Restate exactly, and only, the lines from the one with "Extract all the data from this chart as JSON." through the end of the data, with both of those end lines kept. Drop any pictures.

--- begin DATA SHOWN ---

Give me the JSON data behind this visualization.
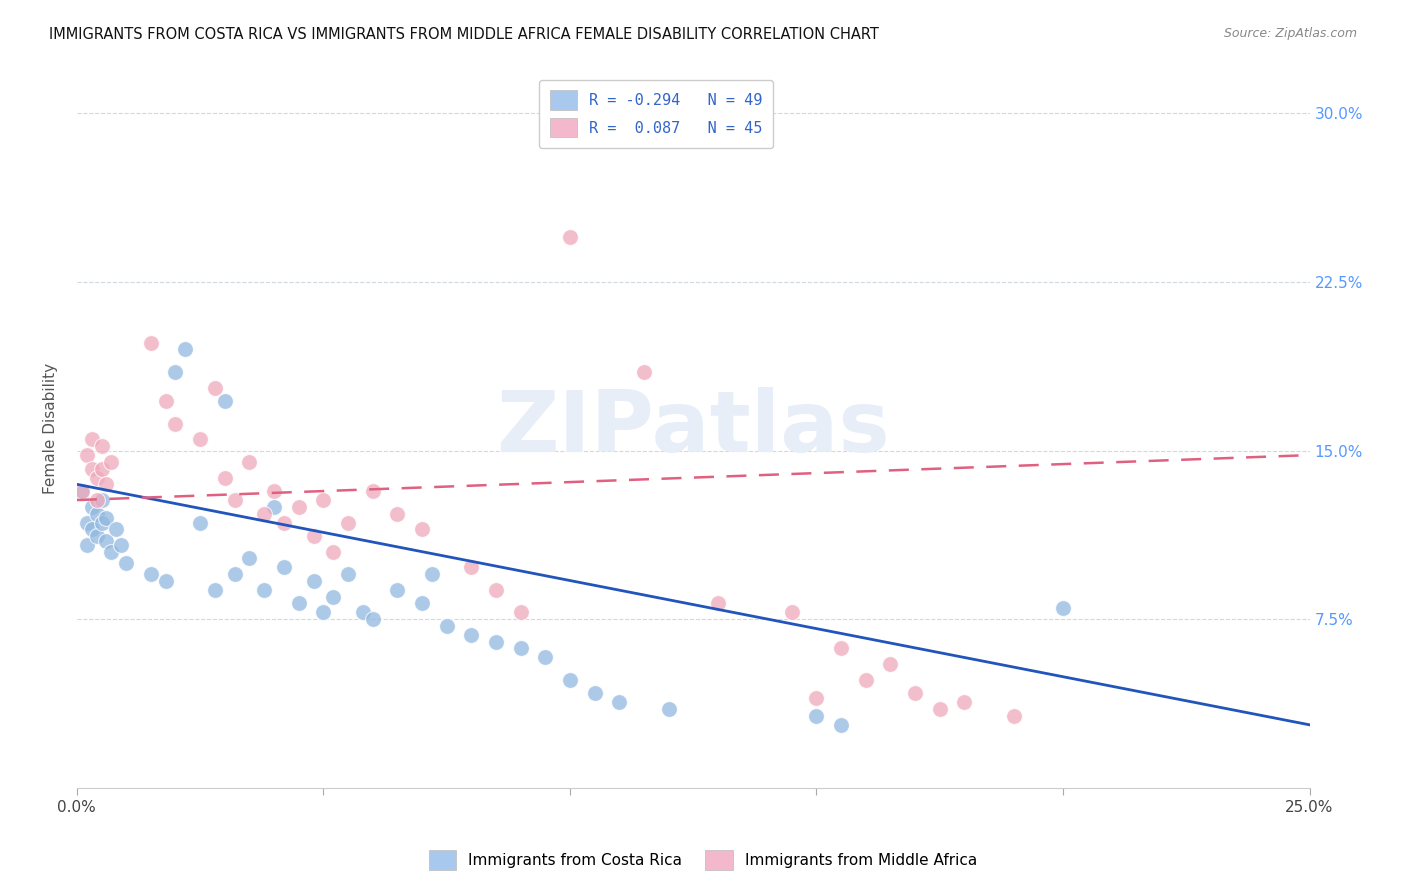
{
  "title": "IMMIGRANTS FROM COSTA RICA VS IMMIGRANTS FROM MIDDLE AFRICA FEMALE DISABILITY CORRELATION CHART",
  "source": "Source: ZipAtlas.com",
  "ylabel": "Female Disability",
  "ytick_values": [
    0.0,
    0.075,
    0.15,
    0.225,
    0.3
  ],
  "ytick_labels": [
    "",
    "7.5%",
    "15.0%",
    "22.5%",
    "30.0%"
  ],
  "xlim": [
    0.0,
    0.25
  ],
  "ylim": [
    0.0,
    0.32
  ],
  "blue_scatter_color": "#90b8e0",
  "pink_scatter_color": "#f0a8bc",
  "line_blue_color": "#2255bb",
  "line_pink_color": "#e06080",
  "legend_patch_blue": "#a8c8ee",
  "legend_patch_pink": "#f4b8cc",
  "legend_text_color": "#3366cc",
  "ytick_color": "#5599ff",
  "watermark": "ZIPatlas",
  "watermark_color": "#e8eef8",
  "blue_line_start_y": 0.135,
  "blue_line_end_y": 0.028,
  "pink_line_start_y": 0.128,
  "pink_line_end_y": 0.148,
  "costa_rica_points": [
    [
      0.001,
      0.131
    ],
    [
      0.002,
      0.118
    ],
    [
      0.002,
      0.108
    ],
    [
      0.003,
      0.125
    ],
    [
      0.003,
      0.115
    ],
    [
      0.004,
      0.122
    ],
    [
      0.004,
      0.112
    ],
    [
      0.005,
      0.128
    ],
    [
      0.005,
      0.118
    ],
    [
      0.006,
      0.12
    ],
    [
      0.006,
      0.11
    ],
    [
      0.007,
      0.105
    ],
    [
      0.008,
      0.115
    ],
    [
      0.009,
      0.108
    ],
    [
      0.01,
      0.1
    ],
    [
      0.015,
      0.095
    ],
    [
      0.018,
      0.092
    ],
    [
      0.02,
      0.185
    ],
    [
      0.022,
      0.195
    ],
    [
      0.025,
      0.118
    ],
    [
      0.028,
      0.088
    ],
    [
      0.03,
      0.172
    ],
    [
      0.032,
      0.095
    ],
    [
      0.035,
      0.102
    ],
    [
      0.038,
      0.088
    ],
    [
      0.04,
      0.125
    ],
    [
      0.042,
      0.098
    ],
    [
      0.045,
      0.082
    ],
    [
      0.048,
      0.092
    ],
    [
      0.05,
      0.078
    ],
    [
      0.052,
      0.085
    ],
    [
      0.055,
      0.095
    ],
    [
      0.058,
      0.078
    ],
    [
      0.06,
      0.075
    ],
    [
      0.065,
      0.088
    ],
    [
      0.07,
      0.082
    ],
    [
      0.072,
      0.095
    ],
    [
      0.075,
      0.072
    ],
    [
      0.08,
      0.068
    ],
    [
      0.085,
      0.065
    ],
    [
      0.09,
      0.062
    ],
    [
      0.095,
      0.058
    ],
    [
      0.1,
      0.048
    ],
    [
      0.105,
      0.042
    ],
    [
      0.11,
      0.038
    ],
    [
      0.12,
      0.035
    ],
    [
      0.15,
      0.032
    ],
    [
      0.155,
      0.028
    ],
    [
      0.2,
      0.08
    ]
  ],
  "middle_africa_points": [
    [
      0.001,
      0.132
    ],
    [
      0.002,
      0.148
    ],
    [
      0.003,
      0.142
    ],
    [
      0.003,
      0.155
    ],
    [
      0.004,
      0.138
    ],
    [
      0.004,
      0.128
    ],
    [
      0.005,
      0.152
    ],
    [
      0.005,
      0.142
    ],
    [
      0.006,
      0.135
    ],
    [
      0.007,
      0.145
    ],
    [
      0.015,
      0.198
    ],
    [
      0.018,
      0.172
    ],
    [
      0.02,
      0.162
    ],
    [
      0.025,
      0.155
    ],
    [
      0.028,
      0.178
    ],
    [
      0.03,
      0.138
    ],
    [
      0.032,
      0.128
    ],
    [
      0.035,
      0.145
    ],
    [
      0.038,
      0.122
    ],
    [
      0.04,
      0.132
    ],
    [
      0.042,
      0.118
    ],
    [
      0.045,
      0.125
    ],
    [
      0.048,
      0.112
    ],
    [
      0.05,
      0.128
    ],
    [
      0.052,
      0.105
    ],
    [
      0.055,
      0.118
    ],
    [
      0.06,
      0.132
    ],
    [
      0.065,
      0.122
    ],
    [
      0.07,
      0.115
    ],
    [
      0.08,
      0.098
    ],
    [
      0.085,
      0.088
    ],
    [
      0.09,
      0.078
    ],
    [
      0.1,
      0.245
    ],
    [
      0.115,
      0.185
    ],
    [
      0.13,
      0.082
    ],
    [
      0.145,
      0.078
    ],
    [
      0.15,
      0.04
    ],
    [
      0.155,
      0.062
    ],
    [
      0.16,
      0.048
    ],
    [
      0.165,
      0.055
    ],
    [
      0.17,
      0.042
    ],
    [
      0.175,
      0.035
    ],
    [
      0.18,
      0.038
    ],
    [
      0.19,
      0.032
    ]
  ]
}
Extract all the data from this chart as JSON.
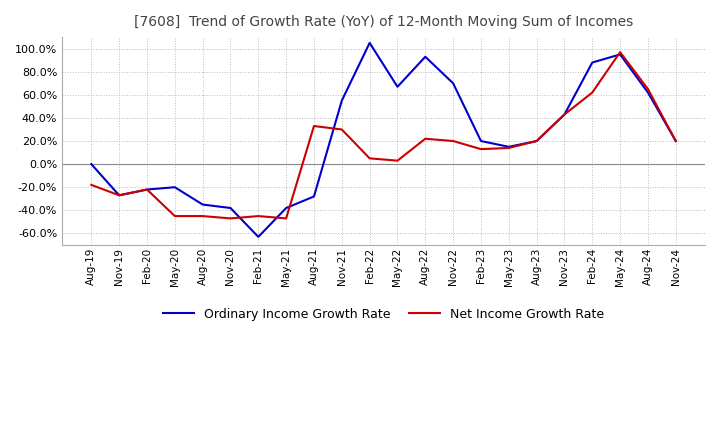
{
  "title": "[7608]  Trend of Growth Rate (YoY) of 12-Month Moving Sum of Incomes",
  "ylim": [
    -70,
    110
  ],
  "yticks": [
    -60,
    -40,
    -20,
    0,
    20,
    40,
    60,
    80,
    100
  ],
  "background_color": "#ffffff",
  "grid_color": "#bbbbbb",
  "ordinary_color": "#0000cc",
  "net_color": "#cc0000",
  "legend_labels": [
    "Ordinary Income Growth Rate",
    "Net Income Growth Rate"
  ],
  "x_labels": [
    "Aug-19",
    "Nov-19",
    "Feb-20",
    "May-20",
    "Aug-20",
    "Nov-20",
    "Feb-21",
    "May-21",
    "Aug-21",
    "Nov-21",
    "Feb-22",
    "May-22",
    "Aug-22",
    "Nov-22",
    "Feb-23",
    "May-23",
    "Aug-23",
    "Nov-23",
    "Feb-24",
    "May-24",
    "Aug-24",
    "Nov-24"
  ],
  "ordinary_income": [
    0,
    -27,
    -22,
    -20,
    -35,
    -38,
    -63,
    -38,
    -28,
    55,
    105,
    67,
    93,
    70,
    20,
    15,
    20,
    43,
    88,
    95,
    62,
    20
  ],
  "net_income": [
    -18,
    -27,
    -22,
    -45,
    -45,
    -47,
    -45,
    -47,
    33,
    30,
    5,
    3,
    22,
    20,
    13,
    14,
    20,
    43,
    62,
    97,
    65,
    20
  ]
}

--- end DATA SHOWN ---

THE REPLY:
Extract all the data from this chart as JSON.
{
  "title": "[7608]  Trend of Growth Rate (YoY) of 12-Month Moving Sum of Incomes",
  "ylim": [
    -70,
    110
  ],
  "yticks": [
    -60,
    -40,
    -20,
    0,
    20,
    40,
    60,
    80,
    100
  ],
  "background_color": "#ffffff",
  "grid_color": "#bbbbbb",
  "ordinary_color": "#0000cc",
  "net_color": "#cc0000",
  "legend_labels": [
    "Ordinary Income Growth Rate",
    "Net Income Growth Rate"
  ],
  "x_labels": [
    "Aug-19",
    "Nov-19",
    "Feb-20",
    "May-20",
    "Aug-20",
    "Nov-20",
    "Feb-21",
    "May-21",
    "Aug-21",
    "Nov-21",
    "Feb-22",
    "May-22",
    "Aug-22",
    "Nov-22",
    "Feb-23",
    "May-23",
    "Aug-23",
    "Nov-23",
    "Feb-24",
    "May-24",
    "Aug-24",
    "Nov-24"
  ],
  "ordinary_income": [
    0,
    -27,
    -22,
    -20,
    -35,
    -38,
    -63,
    -38,
    -28,
    55,
    105,
    67,
    93,
    70,
    20,
    15,
    20,
    43,
    88,
    95,
    62,
    20
  ],
  "net_income": [
    -18,
    -27,
    -22,
    -45,
    -45,
    -47,
    -45,
    -47,
    33,
    30,
    5,
    3,
    22,
    20,
    13,
    14,
    20,
    43,
    62,
    97,
    65,
    20
  ]
}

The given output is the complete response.